* _Brief_
Transcribe the listing exactly, leaving out every picture.

··· Material provided ···

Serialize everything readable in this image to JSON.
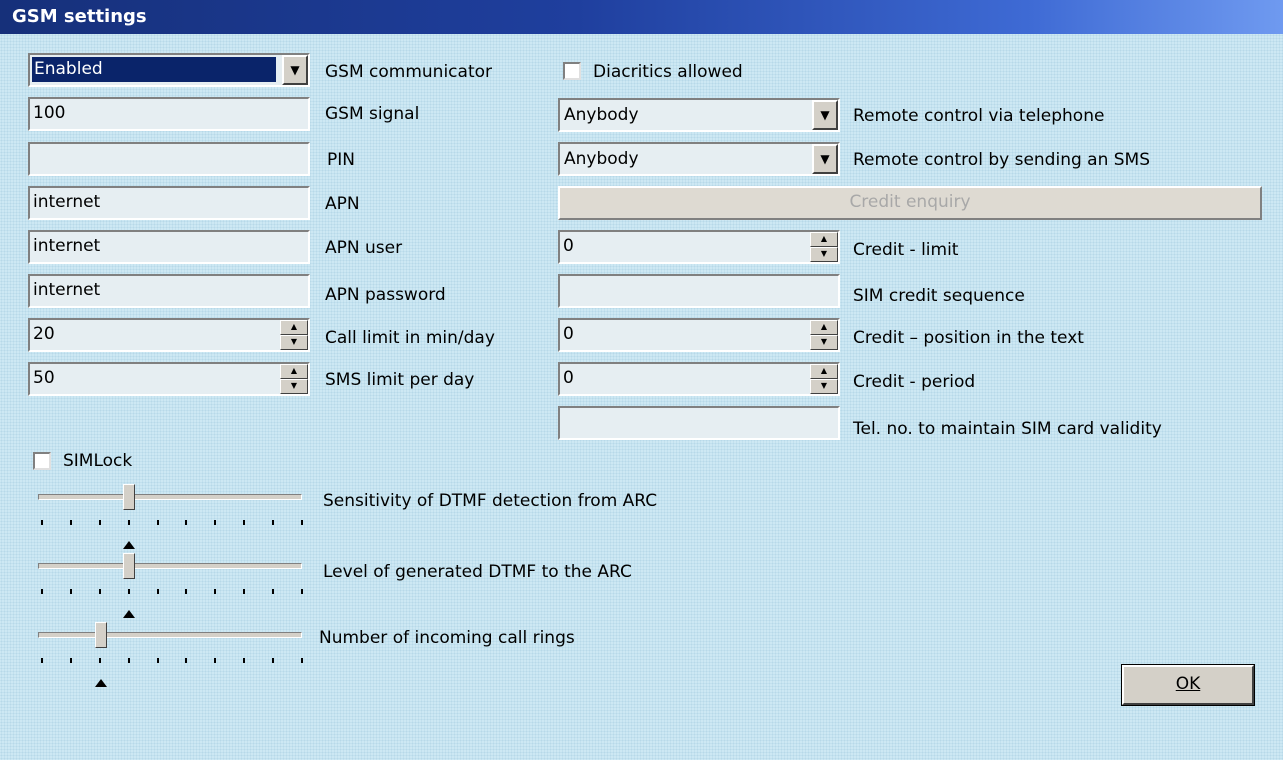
{
  "window": {
    "title": "GSM settings"
  },
  "left": {
    "gsm_communicator": {
      "value": "Enabled",
      "label": "GSM communicator"
    },
    "gsm_signal": {
      "value": "100",
      "label": "GSM signal"
    },
    "pin": {
      "value": "",
      "label": "PIN"
    },
    "apn": {
      "value": "internet",
      "label": "APN"
    },
    "apn_user": {
      "value": "internet",
      "label": "APN user"
    },
    "apn_password": {
      "value": "internet",
      "label": "APN password"
    },
    "call_limit": {
      "value": "20",
      "label": "Call limit in min/day"
    },
    "sms_limit": {
      "value": "50",
      "label": "SMS limit per day"
    }
  },
  "right": {
    "diacritics": {
      "label": "Diacritics allowed",
      "checked": false
    },
    "remote_tel": {
      "value": "Anybody",
      "label": "Remote control via telephone"
    },
    "remote_sms": {
      "value": "Anybody",
      "label": "Remote control by sending an SMS"
    },
    "credit_enquiry": {
      "label": "Credit enquiry",
      "enabled": false
    },
    "credit_limit": {
      "value": "0",
      "label": "Credit - limit"
    },
    "sim_credit_seq": {
      "value": "",
      "label": "SIM credit sequence"
    },
    "credit_position": {
      "value": "0",
      "label": "Credit – position in the text"
    },
    "credit_period": {
      "value": "0",
      "label": "Credit - period"
    },
    "tel_no": {
      "value": "",
      "label": "Tel. no. to maintain SIM card validity"
    }
  },
  "simlock": {
    "label": "SIMLock",
    "checked": false
  },
  "sliders": [
    {
      "label": "Sensitivity of DTMF detection from ARC",
      "level": 0.34
    },
    {
      "label": "Level of generated DTMF to the ARC",
      "level": 0.34
    },
    {
      "label": "Number of incoming call rings",
      "level": 0.23
    }
  ],
  "ok_button": {
    "label": "OK"
  },
  "colors": {
    "title_start": "#16307a",
    "title_end": "#6f9af0",
    "background": "#cde8f3"
  }
}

···

* _Result_
Serialize everything readable in this image to JSON.
{
  "window": {
    "title": "GSM settings"
  },
  "left": {
    "gsm_communicator": {
      "value": "Enabled",
      "label": "GSM communicator"
    },
    "gsm_signal": {
      "value": "100",
      "label": "GSM signal"
    },
    "pin": {
      "value": "",
      "label": "PIN"
    },
    "apn": {
      "value": "internet",
      "label": "APN"
    },
    "apn_user": {
      "value": "internet",
      "label": "APN user"
    },
    "apn_password": {
      "value": "internet",
      "label": "APN password"
    },
    "call_limit": {
      "value": "20",
      "label": "Call limit in min/day"
    },
    "sms_limit": {
      "value": "50",
      "label": "SMS limit per day"
    }
  },
  "right": {
    "diacritics": {
      "label": "Diacritics allowed",
      "checked": false
    },
    "remote_tel": {
      "value": "Anybody",
      "label": "Remote control via telephone"
    },
    "remote_sms": {
      "value": "Anybody",
      "label": "Remote control by sending an SMS"
    },
    "credit_enquiry": {
      "label": "Credit enquiry",
      "enabled": false
    },
    "credit_limit": {
      "value": "0",
      "label": "Credit - limit"
    },
    "sim_credit_seq": {
      "value": "",
      "label": "SIM credit sequence"
    },
    "credit_position": {
      "value": "0",
      "label": "Credit – position in the text"
    },
    "credit_period": {
      "value": "0",
      "label": "Credit - period"
    },
    "tel_no": {
      "value": "",
      "label": "Tel. no. to maintain SIM card validity"
    }
  },
  "simlock": {
    "label": "SIMLock",
    "checked": false
  },
  "sliders": [
    {
      "label": "Sensitivity of DTMF detection from ARC",
      "level": 0.34
    },
    {
      "label": "Level of generated DTMF to the ARC",
      "level": 0.34
    },
    {
      "label": "Number of incoming call rings",
      "level": 0.23
    }
  ],
  "ok_button": {
    "label": "OK"
  },
  "colors": {
    "title_start": "#16307a",
    "title_end": "#6f9af0",
    "background": "#cde8f3"
  }
}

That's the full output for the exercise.